▶ **Working data**:
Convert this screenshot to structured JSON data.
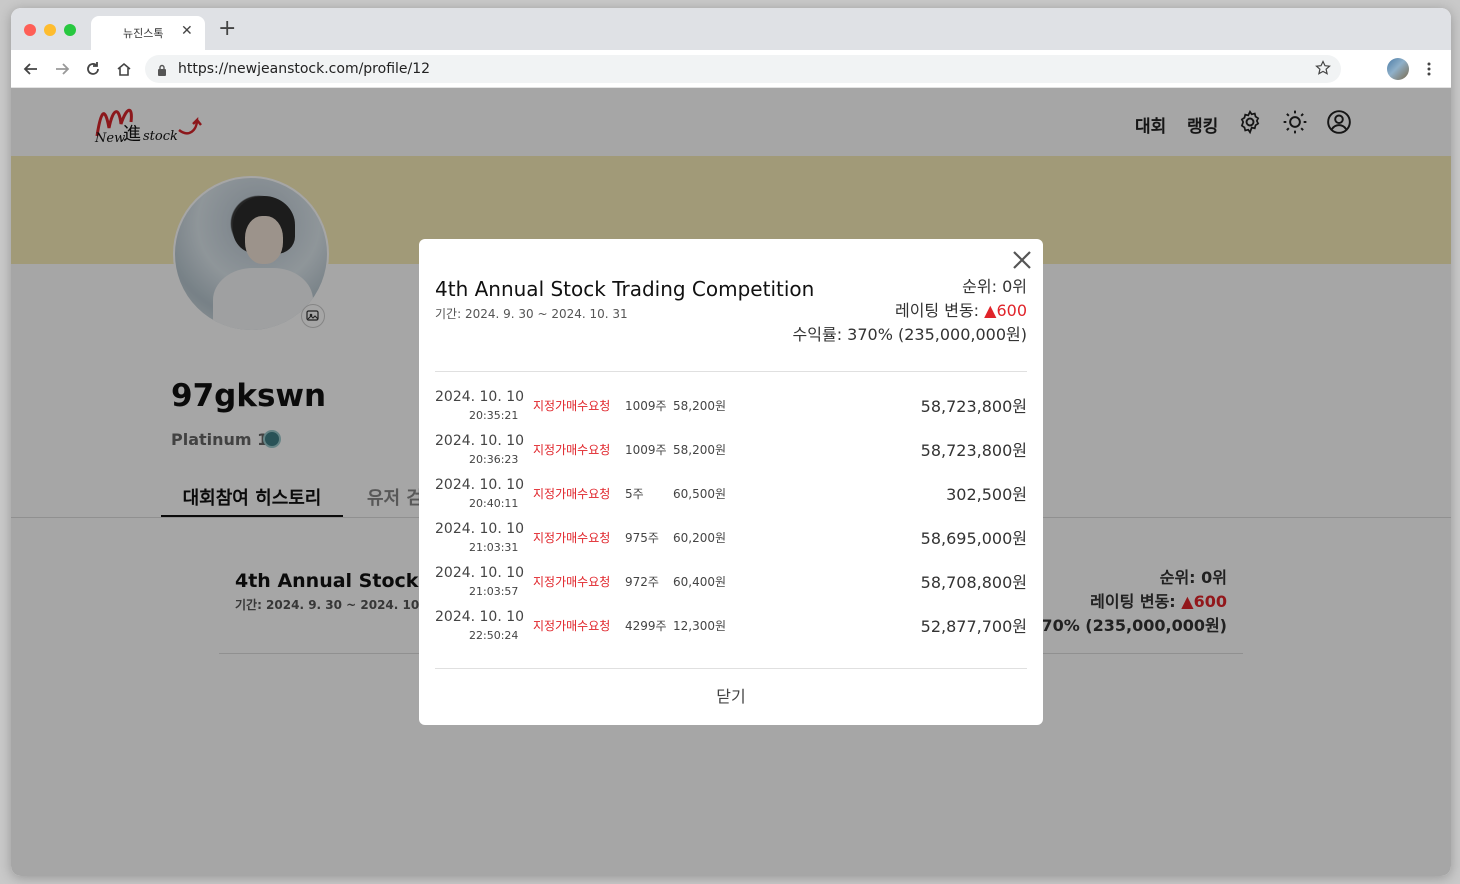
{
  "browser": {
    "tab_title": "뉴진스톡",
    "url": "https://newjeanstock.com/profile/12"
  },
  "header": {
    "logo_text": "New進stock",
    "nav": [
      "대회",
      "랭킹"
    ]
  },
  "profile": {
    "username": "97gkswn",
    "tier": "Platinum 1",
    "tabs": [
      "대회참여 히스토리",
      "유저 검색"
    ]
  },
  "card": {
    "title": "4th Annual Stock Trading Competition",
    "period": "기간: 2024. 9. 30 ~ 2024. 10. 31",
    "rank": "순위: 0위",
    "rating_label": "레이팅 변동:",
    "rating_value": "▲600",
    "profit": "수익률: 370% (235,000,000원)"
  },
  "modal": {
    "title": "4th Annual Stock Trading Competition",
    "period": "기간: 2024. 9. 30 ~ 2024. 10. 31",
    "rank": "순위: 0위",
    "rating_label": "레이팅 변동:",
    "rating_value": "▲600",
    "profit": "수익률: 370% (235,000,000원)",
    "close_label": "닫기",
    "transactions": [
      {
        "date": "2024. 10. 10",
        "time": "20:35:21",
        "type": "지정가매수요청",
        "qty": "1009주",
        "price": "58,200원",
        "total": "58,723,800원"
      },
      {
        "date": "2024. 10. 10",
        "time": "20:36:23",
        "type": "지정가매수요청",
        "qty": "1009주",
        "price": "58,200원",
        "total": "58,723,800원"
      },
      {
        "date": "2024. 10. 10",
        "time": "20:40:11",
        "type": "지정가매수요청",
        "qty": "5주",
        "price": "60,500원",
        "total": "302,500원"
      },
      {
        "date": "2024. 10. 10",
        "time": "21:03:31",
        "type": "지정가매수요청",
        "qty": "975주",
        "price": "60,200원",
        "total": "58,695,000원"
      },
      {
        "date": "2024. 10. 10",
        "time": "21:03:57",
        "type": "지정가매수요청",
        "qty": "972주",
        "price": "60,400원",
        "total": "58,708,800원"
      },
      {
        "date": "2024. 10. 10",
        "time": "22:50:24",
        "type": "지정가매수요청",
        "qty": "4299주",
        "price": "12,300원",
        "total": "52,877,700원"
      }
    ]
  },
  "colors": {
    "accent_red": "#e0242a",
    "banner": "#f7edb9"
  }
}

▶ **Task directions**:
Every line above should be returned exactly; the pictures stay out.

▶ **Problem solution**:
Convert this screenshot to structured JSON data.
{
  "browser": {
    "tab_title": "뉴진스톡",
    "url": "https://newjeanstock.com/profile/12"
  },
  "header": {
    "logo_text": "New進stock",
    "nav": [
      "대회",
      "랭킹"
    ]
  },
  "profile": {
    "username": "97gkswn",
    "tier": "Platinum 1",
    "tabs": [
      "대회참여 히스토리",
      "유저 검색"
    ]
  },
  "card": {
    "title": "4th Annual Stock Trading Competition",
    "period": "기간: 2024. 9. 30 ~ 2024. 10. 31",
    "rank": "순위: 0위",
    "rating_label": "레이팅 변동:",
    "rating_value": "▲600",
    "profit": "수익률: 370% (235,000,000원)"
  },
  "modal": {
    "title": "4th Annual Stock Trading Competition",
    "period": "기간: 2024. 9. 30 ~ 2024. 10. 31",
    "rank": "순위: 0위",
    "rating_label": "레이팅 변동:",
    "rating_value": "▲600",
    "profit": "수익률: 370% (235,000,000원)",
    "close_label": "닫기",
    "transactions": [
      {
        "date": "2024. 10. 10",
        "time": "20:35:21",
        "type": "지정가매수요청",
        "qty": "1009주",
        "price": "58,200원",
        "total": "58,723,800원"
      },
      {
        "date": "2024. 10. 10",
        "time": "20:36:23",
        "type": "지정가매수요청",
        "qty": "1009주",
        "price": "58,200원",
        "total": "58,723,800원"
      },
      {
        "date": "2024. 10. 10",
        "time": "20:40:11",
        "type": "지정가매수요청",
        "qty": "5주",
        "price": "60,500원",
        "total": "302,500원"
      },
      {
        "date": "2024. 10. 10",
        "time": "21:03:31",
        "type": "지정가매수요청",
        "qty": "975주",
        "price": "60,200원",
        "total": "58,695,000원"
      },
      {
        "date": "2024. 10. 10",
        "time": "21:03:57",
        "type": "지정가매수요청",
        "qty": "972주",
        "price": "60,400원",
        "total": "58,708,800원"
      },
      {
        "date": "2024. 10. 10",
        "time": "22:50:24",
        "type": "지정가매수요청",
        "qty": "4299주",
        "price": "12,300원",
        "total": "52,877,700원"
      }
    ]
  },
  "colors": {
    "accent_red": "#e0242a",
    "banner": "#f7edb9"
  }
}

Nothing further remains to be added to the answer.